◆ **EXERCISE INSTRUCTIONS**
Extract all lines containing "level".
※ ※ ※
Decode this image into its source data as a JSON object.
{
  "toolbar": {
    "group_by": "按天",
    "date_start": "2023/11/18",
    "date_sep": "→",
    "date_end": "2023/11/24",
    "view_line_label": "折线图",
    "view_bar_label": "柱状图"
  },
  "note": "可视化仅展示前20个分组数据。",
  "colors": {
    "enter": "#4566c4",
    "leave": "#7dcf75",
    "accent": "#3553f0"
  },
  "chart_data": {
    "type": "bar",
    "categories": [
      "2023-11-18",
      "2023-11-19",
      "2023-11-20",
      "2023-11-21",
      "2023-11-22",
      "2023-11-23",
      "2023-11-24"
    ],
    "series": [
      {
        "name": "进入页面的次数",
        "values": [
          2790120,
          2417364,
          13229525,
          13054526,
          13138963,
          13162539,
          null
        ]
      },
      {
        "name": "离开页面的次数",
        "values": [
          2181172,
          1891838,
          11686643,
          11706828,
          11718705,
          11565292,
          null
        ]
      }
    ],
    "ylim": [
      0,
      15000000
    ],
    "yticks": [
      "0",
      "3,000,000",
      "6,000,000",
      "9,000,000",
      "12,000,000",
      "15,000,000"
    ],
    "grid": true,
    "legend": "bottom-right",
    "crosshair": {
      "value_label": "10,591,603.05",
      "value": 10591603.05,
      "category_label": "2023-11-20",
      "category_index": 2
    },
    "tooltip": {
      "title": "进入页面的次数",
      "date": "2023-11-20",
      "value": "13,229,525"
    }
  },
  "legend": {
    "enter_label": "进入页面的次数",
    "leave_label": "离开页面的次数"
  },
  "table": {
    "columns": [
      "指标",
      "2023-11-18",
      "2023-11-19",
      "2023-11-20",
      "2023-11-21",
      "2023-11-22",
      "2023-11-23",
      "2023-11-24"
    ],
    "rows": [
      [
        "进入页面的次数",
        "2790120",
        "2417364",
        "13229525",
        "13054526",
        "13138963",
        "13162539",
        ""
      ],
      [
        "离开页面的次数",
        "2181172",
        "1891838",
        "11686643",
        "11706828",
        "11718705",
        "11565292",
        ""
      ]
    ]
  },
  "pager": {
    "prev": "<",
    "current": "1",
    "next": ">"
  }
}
※ ※ ※
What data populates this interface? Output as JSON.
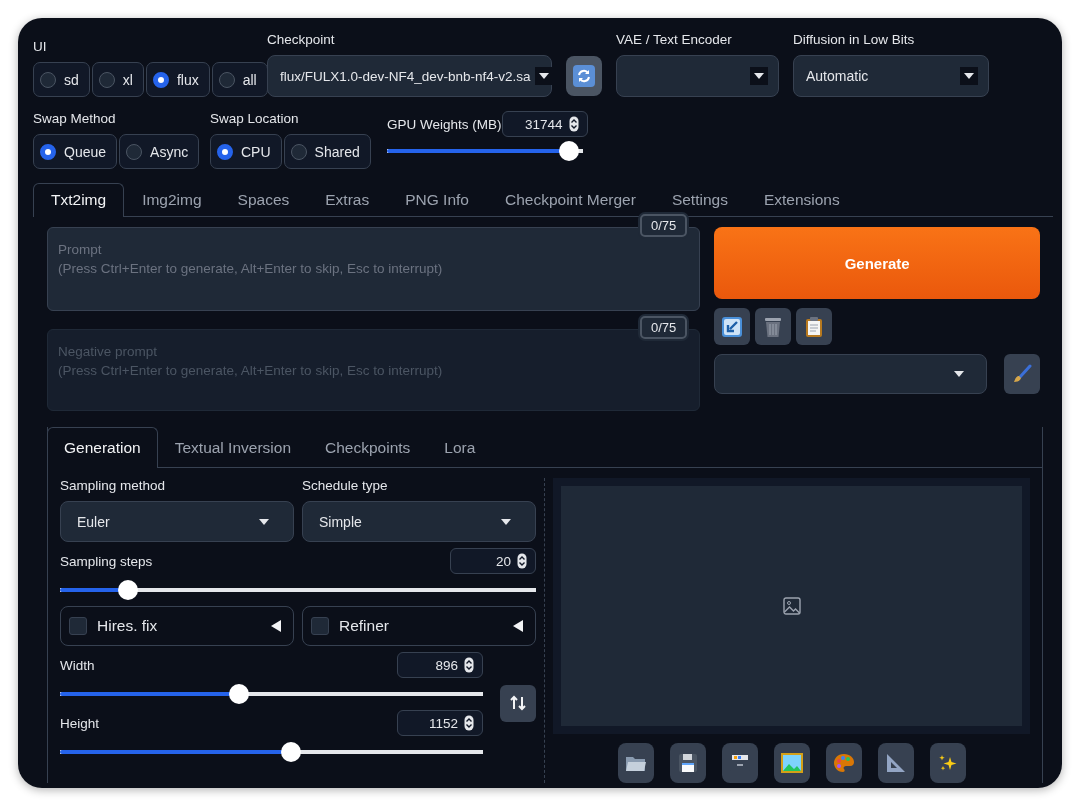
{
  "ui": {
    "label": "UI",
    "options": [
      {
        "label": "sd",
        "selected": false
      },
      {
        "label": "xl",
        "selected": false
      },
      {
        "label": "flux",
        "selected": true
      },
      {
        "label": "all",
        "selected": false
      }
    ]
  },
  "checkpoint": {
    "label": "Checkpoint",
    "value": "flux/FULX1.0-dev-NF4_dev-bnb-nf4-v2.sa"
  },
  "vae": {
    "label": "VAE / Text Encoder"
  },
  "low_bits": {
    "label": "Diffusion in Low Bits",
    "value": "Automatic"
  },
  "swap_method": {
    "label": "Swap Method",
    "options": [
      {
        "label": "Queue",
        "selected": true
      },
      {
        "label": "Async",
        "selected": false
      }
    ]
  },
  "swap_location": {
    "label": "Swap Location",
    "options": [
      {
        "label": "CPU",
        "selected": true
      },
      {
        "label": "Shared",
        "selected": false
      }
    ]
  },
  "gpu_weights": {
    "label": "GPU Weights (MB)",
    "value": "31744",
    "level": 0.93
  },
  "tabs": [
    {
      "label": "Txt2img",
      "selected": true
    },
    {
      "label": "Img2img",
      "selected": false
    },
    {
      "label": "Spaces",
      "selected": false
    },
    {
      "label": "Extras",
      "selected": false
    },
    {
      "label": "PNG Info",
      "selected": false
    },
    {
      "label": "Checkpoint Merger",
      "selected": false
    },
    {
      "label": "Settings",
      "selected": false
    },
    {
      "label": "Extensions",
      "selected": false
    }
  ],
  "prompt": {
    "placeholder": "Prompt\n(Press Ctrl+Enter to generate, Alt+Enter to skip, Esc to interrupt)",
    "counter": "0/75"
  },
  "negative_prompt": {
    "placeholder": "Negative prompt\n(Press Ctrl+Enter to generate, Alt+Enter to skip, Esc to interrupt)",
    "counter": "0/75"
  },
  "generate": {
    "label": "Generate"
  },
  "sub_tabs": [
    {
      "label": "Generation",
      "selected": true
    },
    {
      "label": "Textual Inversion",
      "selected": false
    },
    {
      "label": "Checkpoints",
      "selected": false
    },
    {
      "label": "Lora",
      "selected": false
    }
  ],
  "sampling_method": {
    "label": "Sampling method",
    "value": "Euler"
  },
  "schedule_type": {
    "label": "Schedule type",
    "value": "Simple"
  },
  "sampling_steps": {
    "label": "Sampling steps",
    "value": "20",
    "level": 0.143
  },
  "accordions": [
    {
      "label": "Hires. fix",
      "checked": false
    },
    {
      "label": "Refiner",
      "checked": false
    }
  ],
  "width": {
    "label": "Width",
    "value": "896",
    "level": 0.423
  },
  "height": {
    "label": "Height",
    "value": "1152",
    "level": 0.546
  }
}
※ ※ ※
◆ **TASK ANSWER**
    "level": 0.93
    "level": 0.143
    "level": 0.423
    "level": 0.546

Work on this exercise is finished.